__Material__.
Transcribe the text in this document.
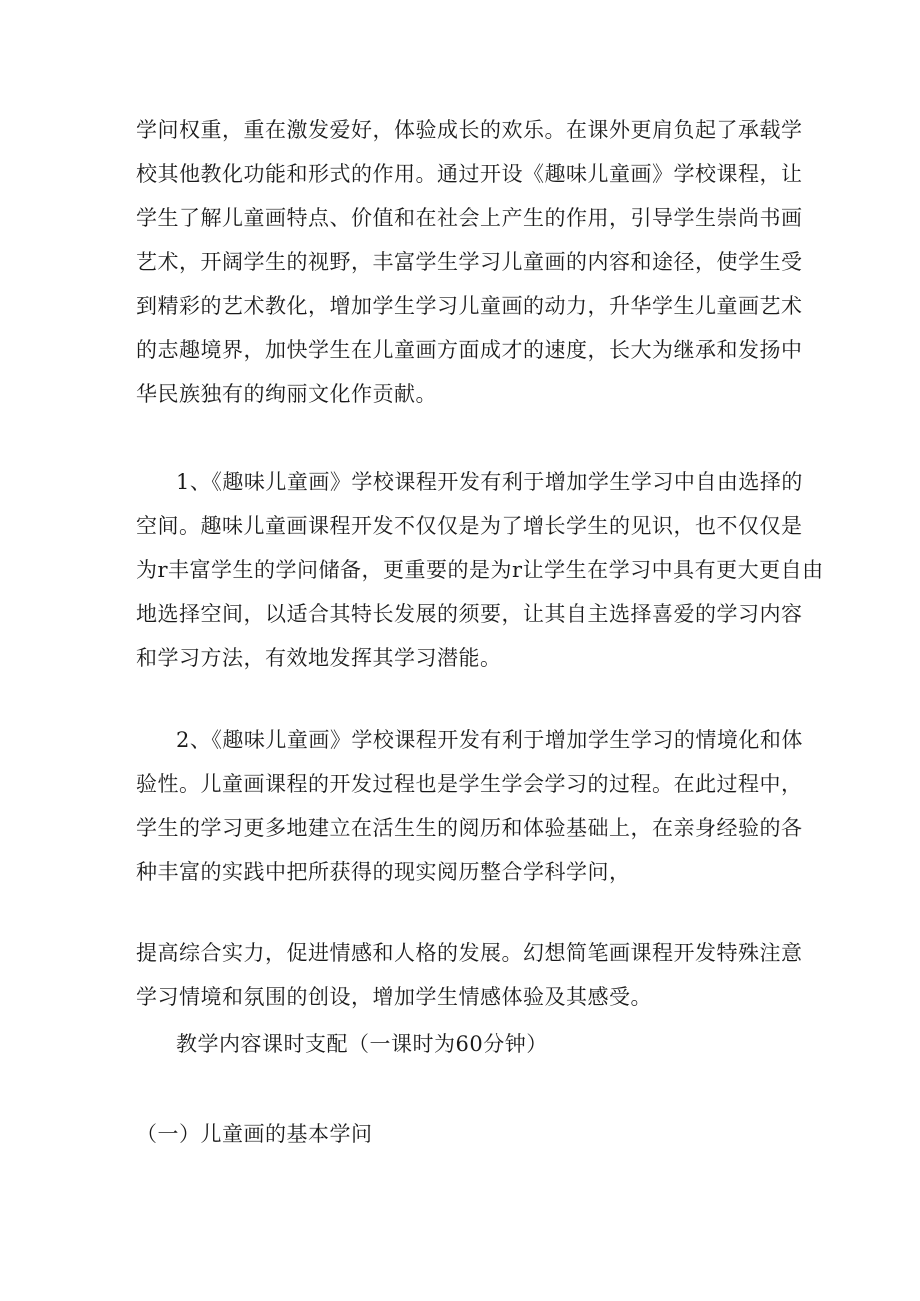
学问权重，重在激发爱好，体验成长的欢乐。在课外更肩负起了承载学
校其他教化功能和形式的作用。通过开设《趣味儿童画》学校课程，让
学生了解儿童画特点、价值和在社会上产生的作用，引导学生崇尚书画
艺术，开阔学生的视野，丰富学生学习儿童画的内容和途径，使学生受
到精彩的艺术教化，增加学生学习儿童画的动力，升华学生儿童画艺术
的志趣境界，加快学生在儿童画方面成才的速度，长大为继承和发扬中
华民族独有的绚丽文化作贡献。
1、《趣味儿童画》学校课程开发有利于增加学生学习中自由选择的
空间。趣味儿童画课程开发不仅仅是为了增长学生的见识，也不仅仅是
为r丰富学生的学问储备，更重要的是为r让学生在学习中具有更大更自由
地选择空间，以适合其特长发展的须要，让其自主选择喜爱的学习内容
和学习方法，有效地发挥其学习潜能。
2、《趣味儿童画》学校课程开发有利于增加学生学习的情境化和体
验性。儿童画课程的开发过程也是学生学会学习的过程。在此过程中，
学生的学习更多地建立在活生生的阅历和体验基础上，在亲身经验的各
种丰富的实践中把所获得的现实阅历整合学科学问，
提高综合实力，促进情感和人格的发展。幻想简笔画课程开发特殊注意
学习情境和氛围的创设，增加学生情感体验及其感受。
教学内容课时支配（一课时为60分钟）
（一）儿童画的基本学问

__Task prompt__. Give every line above again exactly, with no pictures.

__Answer to the problem__.
Transcribe the text in this document.
学问权重，重在激发爱好，体验成长的欢乐。在课外更肩负起了承载学
校其他教化功能和形式的作用。通过开设《趣味儿童画》学校课程，让
学生了解儿童画特点、价值和在社会上产生的作用，引导学生崇尚书画
艺术，开阔学生的视野，丰富学生学习儿童画的内容和途径，使学生受
到精彩的艺术教化，增加学生学习儿童画的动力，升华学生儿童画艺术
的志趣境界，加快学生在儿童画方面成才的速度，长大为继承和发扬中
华民族独有的绚丽文化作贡献。
1、《趣味儿童画》学校课程开发有利于增加学生学习中自由选择的
空间。趣味儿童画课程开发不仅仅是为了增长学生的见识，也不仅仅是
为r丰富学生的学问储备，更重要的是为r让学生在学习中具有更大更自由
地选择空间，以适合其特长发展的须要，让其自主选择喜爱的学习内容
和学习方法，有效地发挥其学习潜能。
2、《趣味儿童画》学校课程开发有利于增加学生学习的情境化和体
验性。儿童画课程的开发过程也是学生学会学习的过程。在此过程中，
学生的学习更多地建立在活生生的阅历和体验基础上，在亲身经验的各
种丰富的实践中把所获得的现实阅历整合学科学问，
提高综合实力，促进情感和人格的发展。幻想简笔画课程开发特殊注意
学习情境和氛围的创设，增加学生情感体验及其感受。
教学内容课时支配（一课时为60分钟）
（一）儿童画的基本学问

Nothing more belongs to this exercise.